TASK DETAILS: Print every entry word for word, but omit the pictures.
========================================================================
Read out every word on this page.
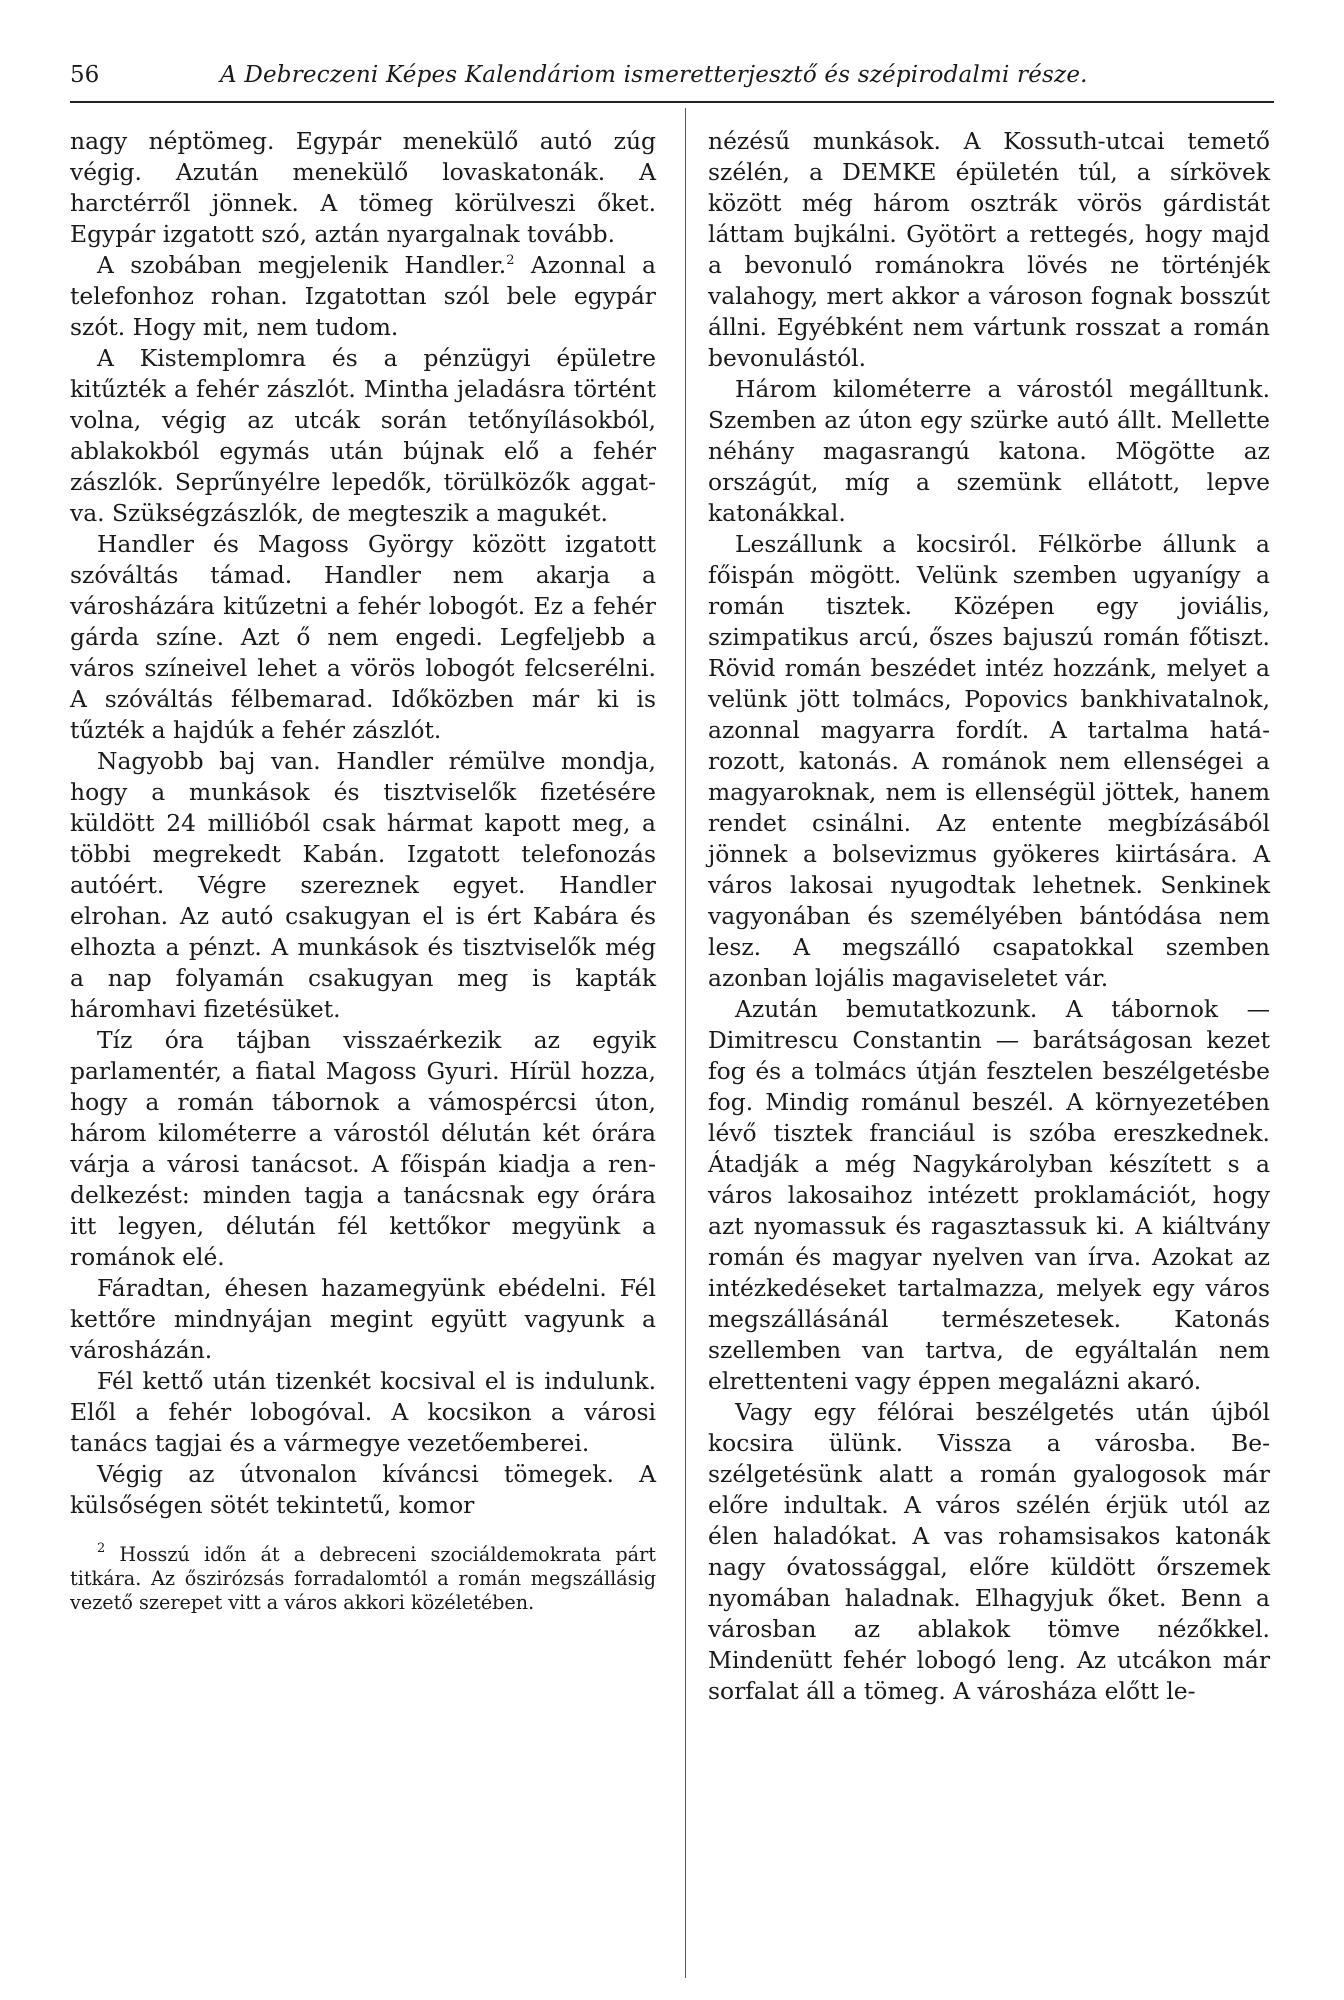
56	A Debreczeni Képes Kalendáriom ismeretterjesztő és szépirodalmi része.

nagy néptömeg. Egypár menekülő autó zúg végig. Azután menekülő lovaskatonák. A harctérről jönnek. A tömeg körülveszi őket. Egypár izgatott szó, aztán nyargalnak tovább.

A szobában megjelenik Handler.$^2$ Azonnal a telefonhoz rohan. Izgatottan szól bele egypár szót. Hogy mit, nem tudom.

A Kistemplomra és a pénzügyi épületre kitűzték a fehér zászlót. Mintha jeladásra történt volna, végig az utcák során tetőnyílásokból, ablakokból egymás után bújnak elő a fehér zászlók. Seprűnyélre lepedők, törülközők aggatva. Szükségzászlók, de megteszik a magukét.

Handler és Magoss György között izgatott szóváltás támad. Handler nem akarja a városházára kitűzetni a fehér lobogót. Ez a fehér gárda színe. Azt ő nem engedi. Legfeljebb a város színeivel lehet a vörös lobogót felcserélni. A szóváltás félbemarad. Időközben már ki is tűzték a hajdúk a fehér zászlót.

Nagyobb baj van. Handler rémülve mondja, hogy a munkások és tisztviselők fizetésére küldött 24 millióból csak hármat kapott meg, a többi megrekedt Kabán. Izgatott telefonozás autóért. Végre szereznek egyet. Handler elrohan. Az autó csakugyan el is ért Kabára és elhozta a pénzt. A munkások és tisztviselők még a nap folyamán csakugyan meg is kapták háromhavi fizetésüket.

Tíz óra tájban visszaérkezik az egyik parlamentér, a fiatal Magoss Gyuri. Hírül hozza, hogy a román tábornok a vámospércsi úton, három kilométerre a várostól délután két órára várja a városi tanácsot. A főispán kiadja a rendelkezést: minden tagja a tanácsnak egy órára itt legyen, délután fél kettőkor megyünk a románok elé.

Fáradtan, éhesen hazamegyünk ebédelni. Fél kettőre mindnyájan megint együtt vagyunk a városházán.

Fél kettő után tizenkét kocsival el is indulunk. Elől a fehér lobogóval. A kocsikon a városi tanács tagjai és a vármegye vezetőemberei.

Végig az útvonalon kíváncsi tömegek. A külsőségen sötét tekintetű, komor

$^2$ Hosszú időn át a debreceni szociáldemokrata párt titkára. Az őszirózsás forradalomtól a román megszállásig vezető szerepet vitt a város akkori közéletében.

nézésű munkások. A Kossuth-utcai temető szélén, a DEMKE épületén túl, a sírkövek között még három osztrák vörös gárdistát láttam bujkálni. Gyötört a rettegés, hogy majd a bevonuló románokra lövés ne történjék valahogy, mert akkor a városon fognak bosszút állni. Egyébként nem vártunk rosszat a román bevonulástól.

Három kilométerre a várostól megálltunk. Szemben az úton egy szürke autó állt. Mellette néhány magasrangú katona. Mögötte az országút, míg a szemünk ellátott, lepve katonákkal.

Leszállunk a kocsiról. Félkörbe állunk a főispán mögött. Velünk szemben ugyanígy a román tisztek. Középen egy joviális, szimpatikus arcú, őszes bajuszú román főtiszt. Rövid román beszédet intéz hozzánk, melyet a velünk jött tolmács, Popovics bankhivatalnok, azonnal magyarra fordít. A tartalma határozott, katonás. A románok nem ellenségei a magyaroknak, nem is ellenségül jöttek, hanem rendet csinálni. Az entente megbízásából jönnek a bolsevizmus gyökeres kiirtására. A város lakosai nyugodtak lehetnek. Senkinek vagyonában és személyében bántódása nem lesz. A megszálló csapatokkal szemben azonban lojális magaviseletet vár.

Azután bemutatkozunk. A tábornok — Dimitrescu Constantin — barátságosan kezet fog és a tolmács útján fesztelen beszélgetésbe fog. Mindig románul beszél. A környezetében lévő tisztek franciául is szóba ereszkednek. Átadják a még Nagykárolyban készített s a város lakosaihoz intézett proklamációt, hogy azt nyomassuk és ragasztassuk ki. A kiáltvány román és magyar nyelven van írva. Azokat az intézkedéseket tartalmazza, melyek egy város megszállásánál természetesek. Katonás szellemben van tartva, de egyáltalán nem elrettenteni vagy éppen megalázni akaró.

Vagy egy félórai beszélgetés után újból kocsira ülünk. Vissza a városba. Beszélgetésünk alatt a román gyalogosok már előre indultak. A város szélén érjük utól az élen haladókat. A vas rohamsisakos katonák nagy óvatossággal, előre küldött őrszemek nyomában haladnak. Elhagyjuk őket. Benn a városban az ablakok tömve nézőkkel. Mindenütt fehér lobogó leng. Az utcákon már sorfalat áll a tömeg. A városháza előtt le-
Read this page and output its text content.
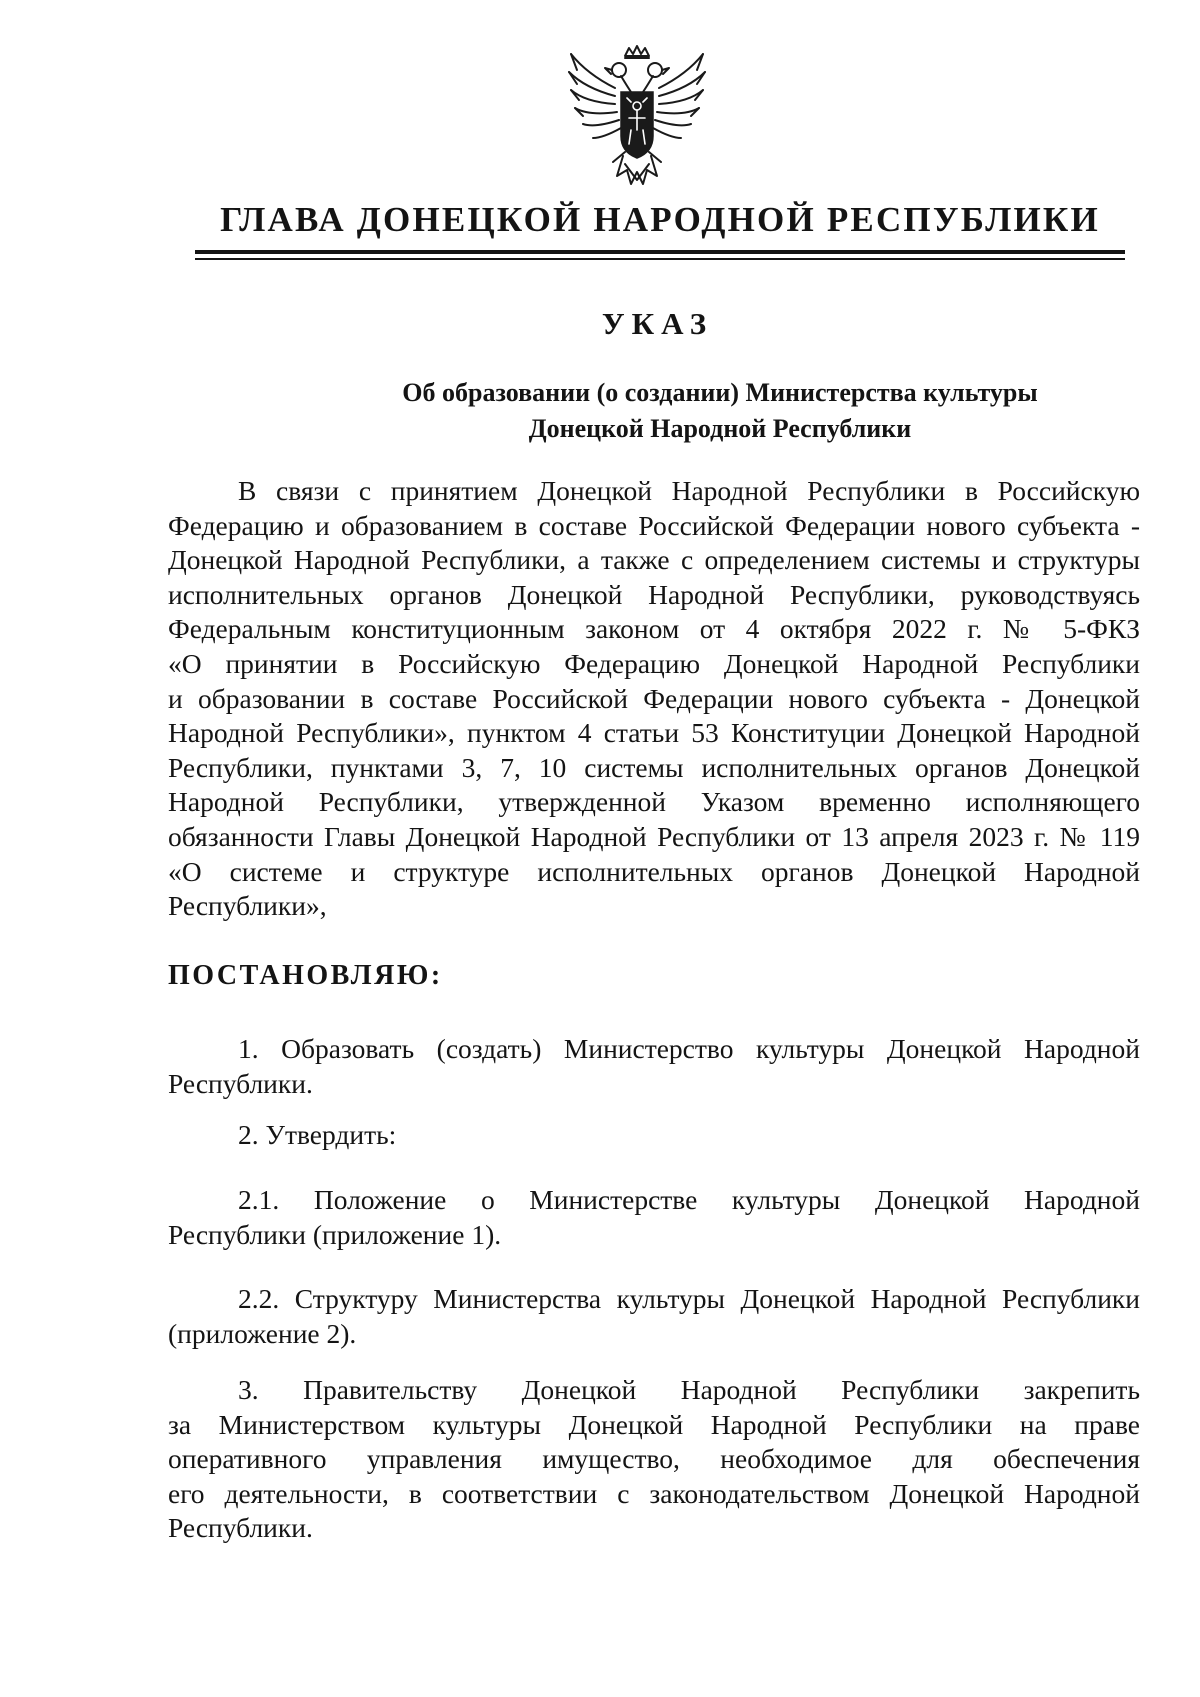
ГЛАВА ДОНЕЦКОЙ НАРОДНОЙ РЕСПУБЛИКИ
УКАЗ
Об образовании (о создании) Министерства культуры
Донецкой Народной Республики
В связи с принятием Донецкой Народной Республики в Российскую
Федерацию и образованием в составе Российской Федерации нового субъекта -
Донецкой Народной Республики, а также с определением системы и структуры
исполнительных органов Донецкой Народной Республики, руководствуясь
Федеральным конституционным законом от 4 октября 2022 г. № 5-ФКЗ
«О принятии в Российскую Федерацию Донецкой Народной Республики
и образовании в составе Российской Федерации нового субъекта - Донецкой
Народной Республики», пунктом 4 статьи 53 Конституции Донецкой Народной
Республики, пунктами 3, 7, 10 системы исполнительных органов Донецкой
Народной Республики, утвержденной Указом временно исполняющего
обязанности Главы Донецкой Народной Республики от 13 апреля 2023 г. № 119
«О системе и структуре исполнительных органов Донецкой Народной
Республики»,
ПОСТАНОВЛЯЮ:
1. Образовать (создать) Министерство культуры Донецкой Народной
Республики.
2. Утвердить:
2.1. Положение о Министерстве культуры Донецкой Народной
Республики (приложение 1).
2.2. Структуру Министерства культуры Донецкой Народной Республики
(приложение 2).
3. Правительству Донецкой Народной Республики закрепить
за Министерством культуры Донецкой Народной Республики на праве
оперативного управления имущество, необходимое для обеспечения
его деятельности, в соответствии с законодательством Донецкой Народной
Республики.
========================================================================
ANSWER BELOW:
Read out every word on this page.
56	A Debreczeni Képes Kalendáriom ismeretterjesztő és szépirodalmi része.

nagy néptömeg. Egypár menekülő autó zúg végig. Azután menekülő lovaskatonák. A harctérről jönnek. A tömeg körülveszi őket. Egypár izgatott szó, aztán nyargalnak tovább.

A szobában megjelenik Handler.$^2$ Azonnal a telefonhoz rohan. Izgatottan szól bele egypár szót. Hogy mit, nem tudom.

A Kistemplomra és a pénzügyi épületre kitűzték a fehér zászlót. Mintha jeladásra történt volna, végig az utcák során tetőnyílásokból, ablakokból egymás után bújnak elő a fehér zászlók. Seprűnyélre lepedők, törülközők aggatva. Szükségzászlók, de megteszik a magukét.

Handler és Magoss György között izgatott szóváltás támad. Handler nem akarja a városházára kitűzetni a fehér lobogót. Ez a fehér gárda színe. Azt ő nem engedi. Legfeljebb a város színeivel lehet a vörös lobogót felcserélni. A szóváltás félbemarad. Időközben már ki is tűzték a hajdúk a fehér zászlót.

Nagyobb baj van. Handler rémülve mondja, hogy a munkások és tisztviselők fizetésére küldött 24 millióból csak hármat kapott meg, a többi megrekedt Kabán. Izgatott telefonozás autóért. Végre szereznek egyet. Handler elrohan. Az autó csakugyan el is ért Kabára és elhozta a pénzt. A munkások és tisztviselők még a nap folyamán csakugyan meg is kapták háromhavi fizetésüket.

Tíz óra tájban visszaérkezik az egyik parlamentér, a fiatal Magoss Gyuri. Hírül hozza, hogy a román tábornok a vámospércsi úton, három kilométerre a várostól délután két órára várja a városi tanácsot. A főispán kiadja a rendelkezést: minden tagja a tanácsnak egy órára itt legyen, délután fél kettőkor megyünk a románok elé.

Fáradtan, éhesen hazamegyünk ebédelni. Fél kettőre mindnyájan megint együtt vagyunk a városházán.

Fél kettő után tizenkét kocsival el is indulunk. Elől a fehér lobogóval. A kocsikon a városi tanács tagjai és a vármegye vezetőemberei.

Végig az útvonalon kíváncsi tömegek. A külsőségen sötét tekintetű, komor

$^2$ Hosszú időn át a debreceni szociáldemokrata párt titkára. Az őszirózsás forradalomtól a román megszállásig vezető szerepet vitt a város akkori közéletében.

nézésű munkások. A Kossuth-utcai temető szélén, a DEMKE épületén túl, a sírkövek között még három osztrák vörös gárdistát láttam bujkálni. Gyötört a rettegés, hogy majd a bevonuló románokra lövés ne történjék valahogy, mert akkor a városon fognak bosszút állni. Egyébként nem vártunk rosszat a román bevonulástól.

Három kilométerre a várostól megálltunk. Szemben az úton egy szürke autó állt. Mellette néhány magasrangú katona. Mögötte az országút, míg a szemünk ellátott, lepve katonákkal.

Leszállunk a kocsiról. Félkörbe állunk a főispán mögött. Velünk szemben ugyanígy a román tisztek. Középen egy joviális, szimpatikus arcú, őszes bajuszú román főtiszt. Rövid román beszédet intéz hozzánk, melyet a velünk jött tolmács, Popovics bankhivatalnok, azonnal magyarra fordít. A tartalma határozott, katonás. A románok nem ellenségei a magyaroknak, nem is ellenségül jöttek, hanem rendet csinálni. Az entente megbízásából jönnek a bolsevizmus gyökeres kiirtására. A város lakosai nyugodtak lehetnek. Senkinek vagyonában és személyében bántódása nem lesz. A megszálló csapatokkal szemben azonban lojális magaviseletet vár.

Azután bemutatkozunk. A tábornok — Dimitrescu Constantin — barátságosan kezet fog és a tolmács útján fesztelen beszélgetésbe fog. Mindig románul beszél. A környezetében lévő tisztek franciául is szóba ereszkednek. Átadják a még Nagykárolyban készített s a város lakosaihoz intézett proklamációt, hogy azt nyomassuk és ragasztassuk ki. A kiáltvány román és magyar nyelven van írva. Azokat az intézkedéseket tartalmazza, melyek egy város megszállásánál természetesek. Katonás szellemben van tartva, de egyáltalán nem elrettenteni vagy éppen megalázni akaró.

Vagy egy félórai beszélgetés után újból kocsira ülünk. Vissza a városba. Beszélgetésünk alatt a román gyalogosok már előre indultak. A város szélén érjük utól az élen haladókat. A vas rohamsisakos katonák nagy óvatossággal, előre küldött őrszemek nyomában haladnak. Elhagyjuk őket. Benn a városban az ablakok tömve nézőkkel. Mindenütt fehér lobogó leng. Az utcákon már sorfalat áll a tömeg. A városháza előtt le-
Read this page and output its text content.
ГЛАВА ДОНЕЦКОЙ НАРОДНОЙ РЕСПУБЛИКИ
УКАЗ
Об образовании (о создании) Министерства культуры
Донецкой Народной Республики
В связи с принятием Донецкой Народной Республики в Российскую
Федерацию и образованием в составе Российской Федерации нового субъекта -
Донецкой Народной Республики, а также с определением системы и структуры
исполнительных органов Донецкой Народной Республики, руководствуясь
Федеральным конституционным законом от 4 октября 2022 г. № 5-ФКЗ
«О принятии в Российскую Федерацию Донецкой Народной Республики
и образовании в составе Российской Федерации нового субъекта - Донецкой
Народной Республики», пунктом 4 статьи 53 Конституции Донецкой Народной
Республики, пунктами 3, 7, 10 системы исполнительных органов Донецкой
Народной Республики, утвержденной Указом временно исполняющего
обязанности Главы Донецкой Народной Республики от 13 апреля 2023 г. № 119
«О системе и структуре исполнительных органов Донецкой Народной
Республики»,
ПОСТАНОВЛЯЮ:
1. Образовать (создать) Министерство культуры Донецкой Народной
Республики.
2. Утвердить:
2.1. Положение о Министерстве культуры Донецкой Народной
Республики (приложение 1).
2.2. Структуру Министерства культуры Донецкой Народной Республики
(приложение 2).
3. Правительству Донецкой Народной Республики закрепить
за Министерством культуры Донецкой Народной Республики на праве
оперативного управления имущество, необходимое для обеспечения
его деятельности, в соответствии с законодательством Донецкой Народной
Республики.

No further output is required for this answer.